Set task:
From the entries below, gather every line containing the string "ylabel".

Data to process:

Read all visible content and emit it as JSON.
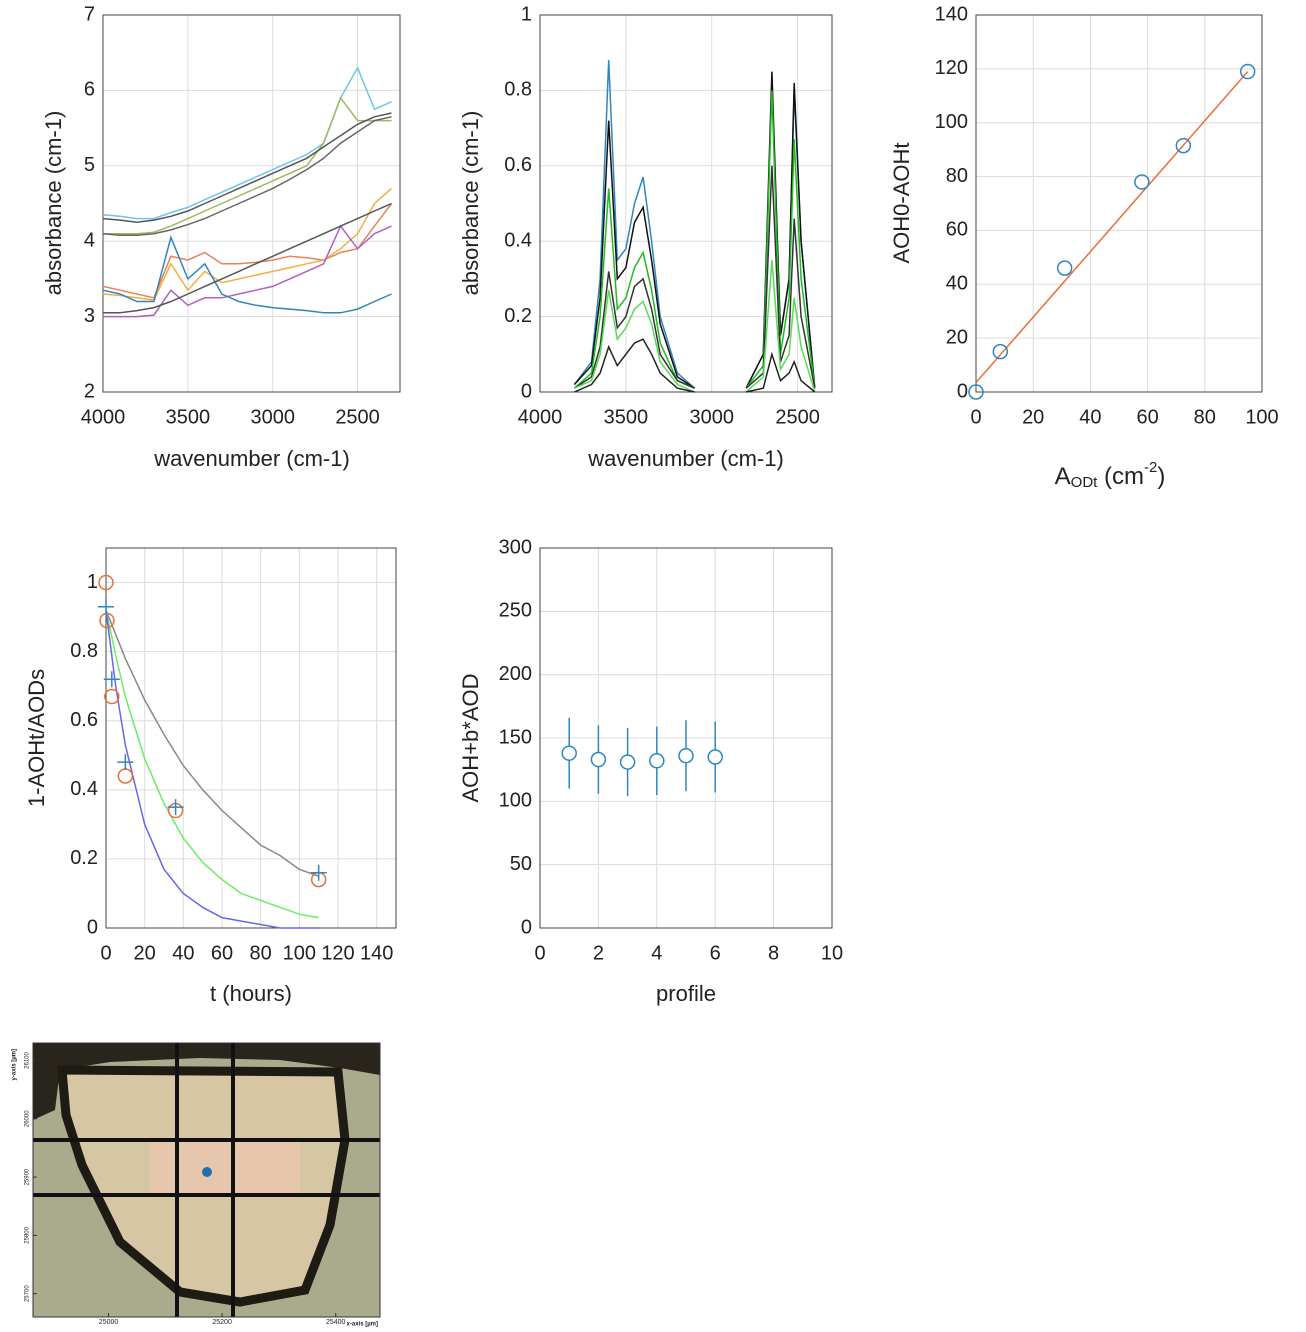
{
  "chart_data": [
    {
      "type": "line",
      "xlabel": "wavenumber (cm-1)",
      "ylabel": "absorbance (cm-1)",
      "xlim": [
        4000,
        2250
      ],
      "ylim": [
        2,
        7
      ],
      "xticks": [
        4000,
        3500,
        3000,
        2500
      ],
      "yticks": [
        2,
        3,
        4,
        5,
        6,
        7
      ],
      "grid": true,
      "x": [
        4000,
        3900,
        3800,
        3700,
        3600,
        3500,
        3400,
        3300,
        3200,
        3100,
        3000,
        2900,
        2800,
        2700,
        2600,
        2500,
        2400,
        2300
      ],
      "series": [
        {
          "color": "#6cc6e8",
          "values": [
            4.35,
            4.33,
            4.3,
            4.3,
            4.38,
            4.45,
            4.55,
            4.65,
            4.75,
            4.85,
            4.95,
            5.05,
            5.15,
            5.3,
            5.9,
            6.3,
            5.75,
            5.85
          ]
        },
        {
          "color": "#9bbb59",
          "values": [
            4.1,
            4.1,
            4.1,
            4.12,
            4.2,
            4.3,
            4.4,
            4.5,
            4.6,
            4.7,
            4.8,
            4.9,
            5.0,
            5.3,
            5.9,
            5.6,
            5.6,
            5.6
          ]
        },
        {
          "color": "#555555",
          "values": [
            4.3,
            4.28,
            4.25,
            4.28,
            4.33,
            4.4,
            4.5,
            4.6,
            4.7,
            4.8,
            4.9,
            5.0,
            5.1,
            5.25,
            5.4,
            5.55,
            5.65,
            5.7
          ]
        },
        {
          "color": "#666666",
          "values": [
            4.1,
            4.08,
            4.08,
            4.1,
            4.15,
            4.22,
            4.3,
            4.4,
            4.5,
            4.6,
            4.7,
            4.82,
            4.95,
            5.1,
            5.3,
            5.45,
            5.6,
            5.65
          ]
        },
        {
          "color": "#e8825a",
          "values": [
            3.4,
            3.35,
            3.3,
            3.25,
            3.8,
            3.75,
            3.85,
            3.7,
            3.7,
            3.72,
            3.75,
            3.8,
            3.78,
            3.75,
            3.85,
            3.9,
            4.2,
            4.5
          ]
        },
        {
          "color": "#f0b040",
          "values": [
            3.3,
            3.28,
            3.25,
            3.22,
            3.7,
            3.35,
            3.6,
            3.45,
            3.5,
            3.55,
            3.6,
            3.65,
            3.7,
            3.75,
            3.9,
            4.1,
            4.5,
            4.7
          ]
        },
        {
          "color": "#b060c0",
          "values": [
            3.0,
            3.0,
            3.0,
            3.02,
            3.35,
            3.15,
            3.25,
            3.25,
            3.3,
            3.35,
            3.4,
            3.5,
            3.6,
            3.7,
            4.2,
            3.9,
            4.1,
            4.2
          ]
        },
        {
          "color": "#2e86c1",
          "values": [
            3.35,
            3.3,
            3.2,
            3.2,
            4.05,
            3.5,
            3.7,
            3.3,
            3.2,
            3.15,
            3.12,
            3.1,
            3.08,
            3.05,
            3.05,
            3.1,
            3.2,
            3.3
          ]
        },
        {
          "color": "#555555",
          "values": [
            3.05,
            3.05,
            3.08,
            3.12,
            3.2,
            3.3,
            3.4,
            3.5,
            3.6,
            3.7,
            3.8,
            3.9,
            4.0,
            4.1,
            4.2,
            4.3,
            4.4,
            4.5
          ]
        }
      ]
    },
    {
      "type": "line",
      "xlabel": "wavenumber (cm-1)",
      "ylabel": "absorbance (cm-1)",
      "xlim": [
        4000,
        2300
      ],
      "ylim": [
        0,
        1
      ],
      "xticks": [
        4000,
        3500,
        3000,
        2500
      ],
      "yticks": [
        0,
        0.2,
        0.4,
        0.6,
        0.8,
        1
      ],
      "grid": true,
      "x": [
        3800,
        3700,
        3650,
        3600,
        3550,
        3500,
        3450,
        3400,
        3350,
        3300,
        3200,
        3100,
        3000,
        2800,
        2700,
        2650,
        2600,
        2550,
        2520,
        2480,
        2400
      ],
      "series": [
        {
          "color": "#2e86c1",
          "values": [
            0.02,
            0.08,
            0.3,
            0.88,
            0.35,
            0.38,
            0.5,
            0.57,
            0.4,
            0.2,
            0.05,
            0.01,
            null,
            0.01,
            0.1,
            0.82,
            0.15,
            0.3,
            0.8,
            0.4,
            0.01
          ]
        },
        {
          "color": "#111111",
          "values": [
            0.02,
            0.07,
            0.25,
            0.72,
            0.3,
            0.33,
            0.45,
            0.49,
            0.35,
            0.18,
            0.04,
            0.01,
            null,
            0.01,
            0.1,
            0.85,
            0.15,
            0.3,
            0.82,
            0.4,
            0.01
          ]
        },
        {
          "color": "#22bb22",
          "values": [
            0.01,
            0.05,
            0.2,
            0.54,
            0.22,
            0.25,
            0.33,
            0.37,
            0.27,
            0.13,
            0.03,
            0.01,
            null,
            0.01,
            0.07,
            0.8,
            0.1,
            0.25,
            0.67,
            0.3,
            0.01
          ]
        },
        {
          "color": "#333333",
          "values": [
            0.01,
            0.04,
            0.12,
            0.32,
            0.17,
            0.2,
            0.28,
            0.3,
            0.22,
            0.1,
            0.03,
            0.01,
            null,
            0.01,
            0.05,
            0.6,
            0.08,
            0.15,
            0.46,
            0.2,
            0.01
          ]
        },
        {
          "color": "#55dd55",
          "values": [
            0.01,
            0.03,
            0.1,
            0.27,
            0.14,
            0.17,
            0.22,
            0.24,
            0.18,
            0.08,
            0.02,
            0.0,
            null,
            0.0,
            0.04,
            0.35,
            0.06,
            0.1,
            0.25,
            0.12,
            0.0
          ]
        },
        {
          "color": "#222222",
          "values": [
            0.0,
            0.02,
            0.05,
            0.12,
            0.07,
            0.1,
            0.13,
            0.14,
            0.1,
            0.05,
            0.01,
            0.0,
            null,
            0.0,
            0.01,
            0.1,
            0.03,
            0.05,
            0.08,
            0.03,
            0.0
          ]
        }
      ]
    },
    {
      "type": "scatter",
      "xlabel_parts": [
        "A",
        "ODt",
        " (cm",
        "-2",
        ")"
      ],
      "ylabel": "AOH0-AOHt",
      "xlim": [
        0,
        100
      ],
      "ylim": [
        0,
        140
      ],
      "xticks": [
        0,
        20,
        40,
        60,
        80,
        100
      ],
      "yticks": [
        0,
        20,
        40,
        60,
        80,
        100,
        120,
        140
      ],
      "grid": true,
      "series": [
        {
          "type": "line",
          "color": "#e8703a",
          "x": [
            0,
            95
          ],
          "values": [
            3.5,
            119
          ]
        },
        {
          "type": "markers",
          "marker": "circle",
          "color": "#2e86c1",
          "x": [
            0,
            8.5,
            31,
            58,
            72.5,
            95
          ],
          "values": [
            0,
            15,
            46,
            78,
            91.5,
            119
          ]
        }
      ]
    },
    {
      "type": "scatter",
      "xlabel": "t (hours)",
      "ylabel": "1-AOHt/AODs",
      "xlim": [
        0,
        150
      ],
      "ylim": [
        0,
        1.1
      ],
      "xticks": [
        0,
        20,
        40,
        60,
        80,
        100,
        120,
        140
      ],
      "yticks": [
        0,
        0.2,
        0.4,
        0.6,
        0.8,
        1
      ],
      "grid": true,
      "series": [
        {
          "type": "line",
          "color": "#888888",
          "x": [
            0,
            5,
            10,
            20,
            30,
            40,
            50,
            60,
            70,
            80,
            90,
            100,
            110
          ],
          "values": [
            0.92,
            0.85,
            0.78,
            0.66,
            0.56,
            0.47,
            0.4,
            0.34,
            0.29,
            0.24,
            0.21,
            0.17,
            0.15
          ]
        },
        {
          "type": "line",
          "color": "#66ee66",
          "x": [
            0,
            5,
            10,
            20,
            30,
            40,
            50,
            60,
            70,
            80,
            90,
            100,
            110
          ],
          "values": [
            0.92,
            0.79,
            0.67,
            0.49,
            0.36,
            0.26,
            0.19,
            0.14,
            0.1,
            0.08,
            0.06,
            0.04,
            0.03
          ]
        },
        {
          "type": "line",
          "color": "#6666ee",
          "x": [
            0,
            5,
            10,
            20,
            30,
            40,
            50,
            60,
            70,
            80,
            90,
            100,
            110
          ],
          "values": [
            0.92,
            0.7,
            0.53,
            0.3,
            0.17,
            0.1,
            0.06,
            0.03,
            0.02,
            0.01,
            0.0,
            0.0,
            0.0
          ]
        },
        {
          "type": "markers",
          "marker": "circle",
          "color": "#e8703a",
          "x": [
            0,
            0.5,
            3,
            10,
            36,
            110
          ],
          "values": [
            1,
            0.89,
            0.67,
            0.44,
            0.34,
            0.14
          ]
        },
        {
          "type": "markers",
          "marker": "plus",
          "color": "#2e86c1",
          "x": [
            0,
            3,
            10,
            36,
            110
          ],
          "values": [
            0.93,
            0.72,
            0.48,
            0.35,
            0.16
          ]
        }
      ]
    },
    {
      "type": "errorbar",
      "xlabel": "profile",
      "ylabel": "AOH+b*AOD",
      "xlim": [
        0,
        10
      ],
      "ylim": [
        0,
        300
      ],
      "xticks": [
        0,
        2,
        4,
        6,
        8,
        10
      ],
      "yticks": [
        0,
        50,
        100,
        150,
        200,
        250,
        300
      ],
      "grid": true,
      "color": "#2e86c1",
      "x": [
        1,
        2,
        3,
        4,
        5,
        6
      ],
      "values": [
        138,
        133,
        131,
        132,
        136,
        135
      ],
      "errors": [
        28,
        27,
        27,
        27,
        28,
        28
      ]
    },
    {
      "type": "image",
      "xlabel": "x-axis [µm]",
      "ylabel": "y-axis [µm]",
      "xlim": [
        24867,
        25478
      ],
      "ylim": [
        25660,
        26130
      ],
      "xticks": [
        25000,
        25200,
        25400
      ],
      "yticks": [
        25700,
        25800,
        25900,
        26000,
        26100
      ]
    }
  ]
}
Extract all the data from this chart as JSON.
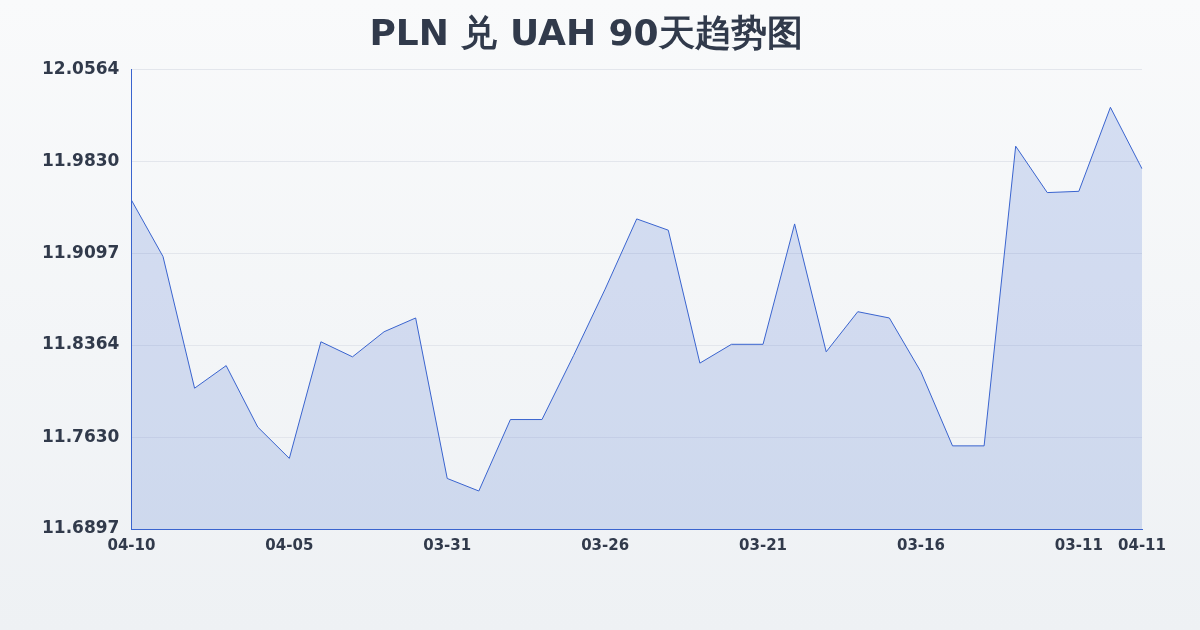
{
  "chart_data": {
    "type": "area",
    "title": "PLN 兑 UAH 90天趋势图",
    "categories": [
      "04-10",
      null,
      null,
      null,
      null,
      "04-05",
      null,
      null,
      null,
      null,
      "03-31",
      null,
      null,
      null,
      null,
      "03-26",
      null,
      null,
      null,
      null,
      "03-21",
      null,
      null,
      null,
      null,
      "03-16",
      null,
      null,
      null,
      null,
      "03-11",
      null,
      "04-11"
    ],
    "series": [
      {
        "color": "#3a64cf",
        "values": [
          11.952,
          11.907,
          11.802,
          11.82,
          11.771,
          11.746,
          11.839,
          11.827,
          11.847,
          11.858,
          11.73,
          11.72,
          11.777,
          11.777,
          11.828,
          11.881,
          11.937,
          11.928,
          11.822,
          11.837,
          11.837,
          11.933,
          11.831,
          11.863,
          11.858,
          11.815,
          11.756,
          11.756,
          11.995,
          11.958,
          11.959,
          12.026,
          11.977
        ]
      }
    ],
    "ylim": [
      11.6897,
      12.0564
    ],
    "yticks": [
      11.6897,
      {
        "value": 11.763,
        "label": "11.7630"
      },
      11.8364,
      11.9097,
      {
        "value": 11.983,
        "label": "11.9830"
      },
      12.0564
    ],
    "grid": "y",
    "legend": false,
    "marker": "none",
    "line_style": "solid"
  }
}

Full response:
      "ylabel": "absorbance (cm-1)",
      "ylabel": "absorbance (cm-1)",
      "ylabel": "AOH0-AOHt",
      "ylabel": "1-AOHt/AODs",
      "ylabel": "AOH+b*AOD",
      "ylabel": "y-axis [µm]",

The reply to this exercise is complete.